— Begin Records for this exercise —

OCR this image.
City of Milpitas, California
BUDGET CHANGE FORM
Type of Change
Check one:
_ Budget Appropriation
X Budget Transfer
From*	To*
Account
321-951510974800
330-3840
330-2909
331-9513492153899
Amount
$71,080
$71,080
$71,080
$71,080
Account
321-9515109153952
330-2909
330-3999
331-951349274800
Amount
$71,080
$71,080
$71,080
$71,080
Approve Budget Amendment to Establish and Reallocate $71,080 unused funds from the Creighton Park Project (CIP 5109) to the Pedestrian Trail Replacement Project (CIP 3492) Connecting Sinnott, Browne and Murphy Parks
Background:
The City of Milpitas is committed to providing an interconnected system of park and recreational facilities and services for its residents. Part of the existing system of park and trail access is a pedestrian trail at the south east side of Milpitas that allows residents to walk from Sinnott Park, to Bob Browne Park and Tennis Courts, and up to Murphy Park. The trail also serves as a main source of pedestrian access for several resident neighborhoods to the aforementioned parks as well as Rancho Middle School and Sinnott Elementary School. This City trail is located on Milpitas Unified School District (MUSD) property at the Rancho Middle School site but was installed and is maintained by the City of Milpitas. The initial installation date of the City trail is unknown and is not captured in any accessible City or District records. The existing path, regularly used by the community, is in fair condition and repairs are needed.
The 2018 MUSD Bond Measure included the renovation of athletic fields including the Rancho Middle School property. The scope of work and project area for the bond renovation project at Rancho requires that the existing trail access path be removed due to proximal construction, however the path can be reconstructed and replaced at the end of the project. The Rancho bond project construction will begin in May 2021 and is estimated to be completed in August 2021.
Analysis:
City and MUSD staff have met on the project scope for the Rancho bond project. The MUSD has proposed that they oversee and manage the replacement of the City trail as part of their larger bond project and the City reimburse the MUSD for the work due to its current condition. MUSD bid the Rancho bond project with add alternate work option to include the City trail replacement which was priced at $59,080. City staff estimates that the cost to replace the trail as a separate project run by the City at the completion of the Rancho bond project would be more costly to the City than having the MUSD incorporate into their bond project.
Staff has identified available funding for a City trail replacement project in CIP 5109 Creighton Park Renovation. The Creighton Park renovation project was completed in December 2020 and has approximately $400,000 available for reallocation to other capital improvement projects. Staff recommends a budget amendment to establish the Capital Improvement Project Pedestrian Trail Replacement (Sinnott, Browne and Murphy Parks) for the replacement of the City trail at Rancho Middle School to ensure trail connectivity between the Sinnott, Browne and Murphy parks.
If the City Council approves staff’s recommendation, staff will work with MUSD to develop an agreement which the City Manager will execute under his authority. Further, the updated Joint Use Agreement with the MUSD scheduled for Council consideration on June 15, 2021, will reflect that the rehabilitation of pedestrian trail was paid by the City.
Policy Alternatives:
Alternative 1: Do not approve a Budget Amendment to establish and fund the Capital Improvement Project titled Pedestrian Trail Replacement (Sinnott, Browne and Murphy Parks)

— End Records for this exercise —

Retype all of the material above with every character intact.

Exercise result:
OCR this image.
City of Milpitas, California
BUDGET CHANGE FORM
Type of Change
Check one:
_ Budget Appropriation
X Budget Transfer
From*	To*
Account
321-951510974800
330-3840
330-2909
331-9513492153899
Amount
$71,080
$71,080
$71,080
$71,080
Account
321-9515109153952
330-2909
330-3999
331-951349274800
Amount
$71,080
$71,080
$71,080
$71,080
Approve Budget Amendment to Establish and Reallocate $71,080 unused funds from the Creighton Park Project (CIP 5109) to the Pedestrian Trail Replacement Project (CIP 3492) Connecting Sinnott, Browne and Murphy Parks
Background:
The City of Milpitas is committed to providing an interconnected system of park and recreational facilities and services for its residents. Part of the existing system of park and trail access is a pedestrian trail at the south east side of Milpitas that allows residents to walk from Sinnott Park, to Bob Browne Park and Tennis Courts, and up to Murphy Park. The trail also serves as a main source of pedestrian access for several resident neighborhoods to the aforementioned parks as well as Rancho Middle School and Sinnott Elementary School. This City trail is located on Milpitas Unified School District (MUSD) property at the Rancho Middle School site but was installed and is maintained by the City of Milpitas. The initial installation date of the City trail is unknown and is not captured in any accessible City or District records. The existing path, regularly used by the community, is in fair condition and repairs are needed.
The 2018 MUSD Bond Measure included the renovation of athletic fields including the Rancho Middle School property. The scope of work and project area for the bond renovation project at Rancho requires that the existing trail access path be removed due to proximal construction, however the path can be reconstructed and replaced at the end of the project. The Rancho bond project construction will begin in May 2021 and is estimated to be completed in August 2021.
Analysis:
City and MUSD staff have met on the project scope for the Rancho bond project. The MUSD has proposed that they oversee and manage the replacement of the City trail as part of their larger bond project and the City reimburse the MUSD for the work due to its current condition. MUSD bid the Rancho bond project with add alternate work option to include the City trail replacement which was priced at $59,080. City staff estimates that the cost to replace the trail as a separate project run by the City at the completion of the Rancho bond project would be more costly to the City than having the MUSD incorporate into their bond project.
Staff has identified available funding for a City trail replacement project in CIP 5109 Creighton Park Renovation. The Creighton Park renovation project was completed in December 2020 and has approximately $400,000 available for reallocation to other capital improvement projects. Staff recommends a budget amendment to establish the Capital Improvement Project Pedestrian Trail Replacement (Sinnott, Browne and Murphy Parks) for the replacement of the City trail at Rancho Middle School to ensure trail connectivity between the Sinnott, Browne and Murphy parks.
If the City Council approves staff’s recommendation, staff will work with MUSD to develop an agreement which the City Manager will execute under his authority. Further, the updated Joint Use Agreement with the MUSD scheduled for Council consideration on June 15, 2021, will reflect that the rehabilitation of pedestrian trail was paid by the City.
Policy Alternatives:
Alternative 1: Do not approve a Budget Amendment to establish and fund the Capital Improvement Project titled Pedestrian Trail Replacement (Sinnott, Browne and Murphy Parks)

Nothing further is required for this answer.